WHAT YOU NEED TO DO →
Identify every line in the records below that contains the word "length", and reproduce each one.

SOURCE MATERIAL →
---
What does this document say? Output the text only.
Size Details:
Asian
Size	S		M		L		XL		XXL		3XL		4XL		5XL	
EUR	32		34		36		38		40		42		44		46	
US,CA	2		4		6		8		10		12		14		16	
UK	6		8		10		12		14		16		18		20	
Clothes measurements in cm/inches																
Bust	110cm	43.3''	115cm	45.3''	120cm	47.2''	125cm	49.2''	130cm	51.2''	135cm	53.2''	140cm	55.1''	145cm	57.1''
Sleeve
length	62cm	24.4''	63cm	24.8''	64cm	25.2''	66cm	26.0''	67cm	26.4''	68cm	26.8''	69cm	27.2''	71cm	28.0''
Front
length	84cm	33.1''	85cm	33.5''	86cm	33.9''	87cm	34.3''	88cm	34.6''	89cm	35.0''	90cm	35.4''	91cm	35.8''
---
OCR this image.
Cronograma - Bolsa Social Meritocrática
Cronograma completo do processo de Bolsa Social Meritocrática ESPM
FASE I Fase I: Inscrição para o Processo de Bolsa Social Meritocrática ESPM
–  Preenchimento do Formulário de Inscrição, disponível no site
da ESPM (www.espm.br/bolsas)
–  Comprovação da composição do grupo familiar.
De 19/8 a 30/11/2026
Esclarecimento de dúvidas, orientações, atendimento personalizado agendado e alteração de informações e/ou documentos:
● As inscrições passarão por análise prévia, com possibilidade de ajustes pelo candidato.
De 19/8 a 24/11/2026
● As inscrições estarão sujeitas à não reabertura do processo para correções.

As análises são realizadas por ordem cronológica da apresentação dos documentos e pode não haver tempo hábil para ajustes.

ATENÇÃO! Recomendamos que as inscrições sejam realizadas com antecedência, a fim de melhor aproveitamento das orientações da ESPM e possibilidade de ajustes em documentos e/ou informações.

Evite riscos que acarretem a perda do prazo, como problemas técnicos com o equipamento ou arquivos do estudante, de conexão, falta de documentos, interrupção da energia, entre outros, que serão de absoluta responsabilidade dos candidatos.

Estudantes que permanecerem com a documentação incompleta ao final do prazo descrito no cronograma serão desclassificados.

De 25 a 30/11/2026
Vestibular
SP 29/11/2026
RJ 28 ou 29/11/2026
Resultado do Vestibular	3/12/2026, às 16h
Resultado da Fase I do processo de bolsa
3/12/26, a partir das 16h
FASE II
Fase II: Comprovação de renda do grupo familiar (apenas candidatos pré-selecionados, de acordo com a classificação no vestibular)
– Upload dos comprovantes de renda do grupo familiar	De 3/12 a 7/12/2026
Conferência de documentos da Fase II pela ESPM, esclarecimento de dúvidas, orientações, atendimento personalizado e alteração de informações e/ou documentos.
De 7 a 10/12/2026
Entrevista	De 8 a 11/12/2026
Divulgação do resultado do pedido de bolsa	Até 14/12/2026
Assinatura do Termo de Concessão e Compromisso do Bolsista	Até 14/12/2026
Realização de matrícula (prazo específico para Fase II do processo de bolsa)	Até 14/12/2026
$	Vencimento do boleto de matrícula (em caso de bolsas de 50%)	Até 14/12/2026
---
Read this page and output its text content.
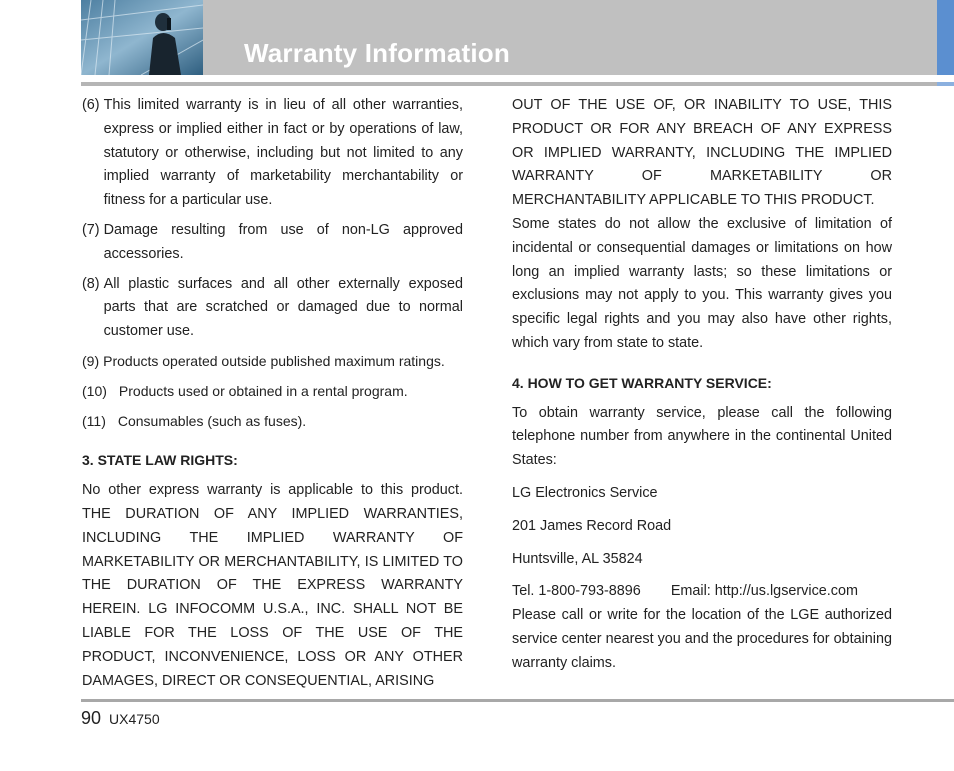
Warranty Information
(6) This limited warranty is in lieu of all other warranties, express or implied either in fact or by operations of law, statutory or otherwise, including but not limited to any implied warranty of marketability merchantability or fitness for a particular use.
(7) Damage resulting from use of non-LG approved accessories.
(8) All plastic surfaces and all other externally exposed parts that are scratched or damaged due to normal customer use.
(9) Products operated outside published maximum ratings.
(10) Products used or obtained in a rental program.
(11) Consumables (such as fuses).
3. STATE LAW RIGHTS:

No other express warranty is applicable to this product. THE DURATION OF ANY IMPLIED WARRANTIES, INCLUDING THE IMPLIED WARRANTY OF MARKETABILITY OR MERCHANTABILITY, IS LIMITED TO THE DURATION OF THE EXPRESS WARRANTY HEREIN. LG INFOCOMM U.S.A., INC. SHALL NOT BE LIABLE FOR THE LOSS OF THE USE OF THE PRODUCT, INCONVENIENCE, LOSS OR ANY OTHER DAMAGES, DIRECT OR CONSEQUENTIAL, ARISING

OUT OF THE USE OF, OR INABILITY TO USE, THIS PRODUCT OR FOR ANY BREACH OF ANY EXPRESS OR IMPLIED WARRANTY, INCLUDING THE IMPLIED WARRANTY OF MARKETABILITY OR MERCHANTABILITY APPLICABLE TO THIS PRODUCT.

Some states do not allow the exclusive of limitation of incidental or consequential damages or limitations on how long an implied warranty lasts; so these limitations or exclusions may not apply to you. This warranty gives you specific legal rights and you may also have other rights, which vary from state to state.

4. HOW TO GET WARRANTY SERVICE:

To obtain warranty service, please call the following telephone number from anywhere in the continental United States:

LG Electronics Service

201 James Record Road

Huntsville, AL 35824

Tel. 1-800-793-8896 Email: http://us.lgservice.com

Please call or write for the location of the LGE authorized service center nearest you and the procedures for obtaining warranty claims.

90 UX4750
---
REPLY TO THE TASK →
length	62cm	24.4''	63cm	24.8''	64cm	25.2''	66cm	26.0''	67cm	26.4''	68cm	26.8''	69cm	27.2''	71cm	28.0''
length	84cm	33.1''	85cm	33.5''	86cm	33.9''	87cm	34.3''	88cm	34.6''	89cm	35.0''	90cm	35.4''	91cm	35.8''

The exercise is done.